• _TASK PROMPT_
Select from the data all lines with the word "Enumerate".
+===+
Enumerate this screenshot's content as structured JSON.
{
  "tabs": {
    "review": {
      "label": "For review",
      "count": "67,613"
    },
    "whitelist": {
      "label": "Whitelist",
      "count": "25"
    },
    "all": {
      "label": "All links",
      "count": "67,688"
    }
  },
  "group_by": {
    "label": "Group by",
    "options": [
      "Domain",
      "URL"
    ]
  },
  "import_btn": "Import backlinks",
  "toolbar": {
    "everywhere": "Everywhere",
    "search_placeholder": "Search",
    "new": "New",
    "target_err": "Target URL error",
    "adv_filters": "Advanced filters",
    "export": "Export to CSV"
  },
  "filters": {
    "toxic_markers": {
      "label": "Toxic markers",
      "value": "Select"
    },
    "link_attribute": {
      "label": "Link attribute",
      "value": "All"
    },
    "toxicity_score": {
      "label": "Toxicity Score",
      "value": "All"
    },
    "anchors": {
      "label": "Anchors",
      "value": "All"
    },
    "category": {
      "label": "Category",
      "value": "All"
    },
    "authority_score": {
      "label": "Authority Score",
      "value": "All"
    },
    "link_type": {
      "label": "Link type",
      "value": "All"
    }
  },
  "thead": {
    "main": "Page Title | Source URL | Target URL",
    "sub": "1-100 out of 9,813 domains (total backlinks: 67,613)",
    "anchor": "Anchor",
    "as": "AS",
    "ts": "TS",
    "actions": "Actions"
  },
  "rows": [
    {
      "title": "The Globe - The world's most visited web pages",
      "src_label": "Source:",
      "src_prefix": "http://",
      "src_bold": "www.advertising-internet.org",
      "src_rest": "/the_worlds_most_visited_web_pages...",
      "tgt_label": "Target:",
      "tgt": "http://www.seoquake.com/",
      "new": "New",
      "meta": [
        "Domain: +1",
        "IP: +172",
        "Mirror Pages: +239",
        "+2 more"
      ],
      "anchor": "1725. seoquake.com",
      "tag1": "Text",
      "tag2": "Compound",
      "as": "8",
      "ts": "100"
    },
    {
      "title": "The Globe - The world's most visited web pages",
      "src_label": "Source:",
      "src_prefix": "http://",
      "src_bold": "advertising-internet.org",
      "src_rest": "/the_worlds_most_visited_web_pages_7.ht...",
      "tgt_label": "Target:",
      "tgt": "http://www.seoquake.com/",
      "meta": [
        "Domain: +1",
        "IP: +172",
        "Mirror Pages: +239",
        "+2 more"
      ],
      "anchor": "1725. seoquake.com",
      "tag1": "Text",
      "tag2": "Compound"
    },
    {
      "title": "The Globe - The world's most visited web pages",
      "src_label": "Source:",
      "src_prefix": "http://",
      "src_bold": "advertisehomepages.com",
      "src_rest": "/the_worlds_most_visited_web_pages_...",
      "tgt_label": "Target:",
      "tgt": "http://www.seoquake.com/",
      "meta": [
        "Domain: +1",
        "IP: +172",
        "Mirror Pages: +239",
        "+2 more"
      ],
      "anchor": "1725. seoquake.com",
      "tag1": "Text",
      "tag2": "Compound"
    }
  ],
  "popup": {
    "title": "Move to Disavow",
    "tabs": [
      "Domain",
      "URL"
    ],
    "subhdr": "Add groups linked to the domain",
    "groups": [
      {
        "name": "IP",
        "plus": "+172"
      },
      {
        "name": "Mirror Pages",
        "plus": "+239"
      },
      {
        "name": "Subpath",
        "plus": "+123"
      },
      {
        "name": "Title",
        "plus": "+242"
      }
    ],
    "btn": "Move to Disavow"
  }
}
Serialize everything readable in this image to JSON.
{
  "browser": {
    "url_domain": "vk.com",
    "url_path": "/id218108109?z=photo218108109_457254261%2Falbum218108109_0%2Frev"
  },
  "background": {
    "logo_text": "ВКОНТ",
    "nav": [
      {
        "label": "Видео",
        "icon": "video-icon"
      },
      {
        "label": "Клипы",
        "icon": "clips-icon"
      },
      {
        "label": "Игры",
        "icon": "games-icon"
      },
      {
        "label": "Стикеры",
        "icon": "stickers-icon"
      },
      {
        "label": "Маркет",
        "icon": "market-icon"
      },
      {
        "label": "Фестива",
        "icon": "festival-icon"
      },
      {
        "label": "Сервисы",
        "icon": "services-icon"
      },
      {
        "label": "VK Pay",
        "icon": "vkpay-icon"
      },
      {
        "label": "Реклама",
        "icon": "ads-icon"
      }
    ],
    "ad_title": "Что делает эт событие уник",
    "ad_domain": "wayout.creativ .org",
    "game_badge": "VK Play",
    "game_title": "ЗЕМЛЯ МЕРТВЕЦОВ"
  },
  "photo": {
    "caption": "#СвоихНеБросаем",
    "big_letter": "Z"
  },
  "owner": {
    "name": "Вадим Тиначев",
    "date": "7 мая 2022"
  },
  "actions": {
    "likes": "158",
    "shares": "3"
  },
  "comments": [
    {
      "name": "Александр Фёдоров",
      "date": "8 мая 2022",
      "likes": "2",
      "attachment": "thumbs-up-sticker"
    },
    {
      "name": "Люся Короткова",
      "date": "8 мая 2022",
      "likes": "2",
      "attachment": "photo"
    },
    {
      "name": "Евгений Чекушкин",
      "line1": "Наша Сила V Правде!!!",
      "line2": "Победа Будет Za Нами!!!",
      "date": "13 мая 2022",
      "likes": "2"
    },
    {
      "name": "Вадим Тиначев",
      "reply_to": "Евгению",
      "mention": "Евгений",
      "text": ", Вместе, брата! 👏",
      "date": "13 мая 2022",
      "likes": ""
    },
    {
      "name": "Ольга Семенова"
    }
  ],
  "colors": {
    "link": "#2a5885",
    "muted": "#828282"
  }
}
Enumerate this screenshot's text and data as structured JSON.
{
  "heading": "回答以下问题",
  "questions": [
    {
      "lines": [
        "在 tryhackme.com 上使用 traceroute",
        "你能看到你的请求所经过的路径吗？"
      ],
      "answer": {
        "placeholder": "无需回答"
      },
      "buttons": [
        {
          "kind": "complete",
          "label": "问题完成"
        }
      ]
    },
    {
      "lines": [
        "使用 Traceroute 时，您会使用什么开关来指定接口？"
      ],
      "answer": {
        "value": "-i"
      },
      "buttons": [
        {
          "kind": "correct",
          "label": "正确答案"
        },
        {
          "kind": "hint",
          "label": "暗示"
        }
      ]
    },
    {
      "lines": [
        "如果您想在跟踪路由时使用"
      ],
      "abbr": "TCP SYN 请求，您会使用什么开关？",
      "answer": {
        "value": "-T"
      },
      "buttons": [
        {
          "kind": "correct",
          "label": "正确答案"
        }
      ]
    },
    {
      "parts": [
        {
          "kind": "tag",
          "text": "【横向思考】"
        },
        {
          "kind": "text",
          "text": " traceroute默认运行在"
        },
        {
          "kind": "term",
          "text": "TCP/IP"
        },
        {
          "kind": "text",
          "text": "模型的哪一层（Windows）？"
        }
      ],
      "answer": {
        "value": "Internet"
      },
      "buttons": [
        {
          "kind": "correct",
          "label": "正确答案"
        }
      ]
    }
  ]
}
+===+
• _FULL ANSWER_
Enumerate this screenshot's content as structured JSON.
Enumerate this screenshot's text and data as structured JSON.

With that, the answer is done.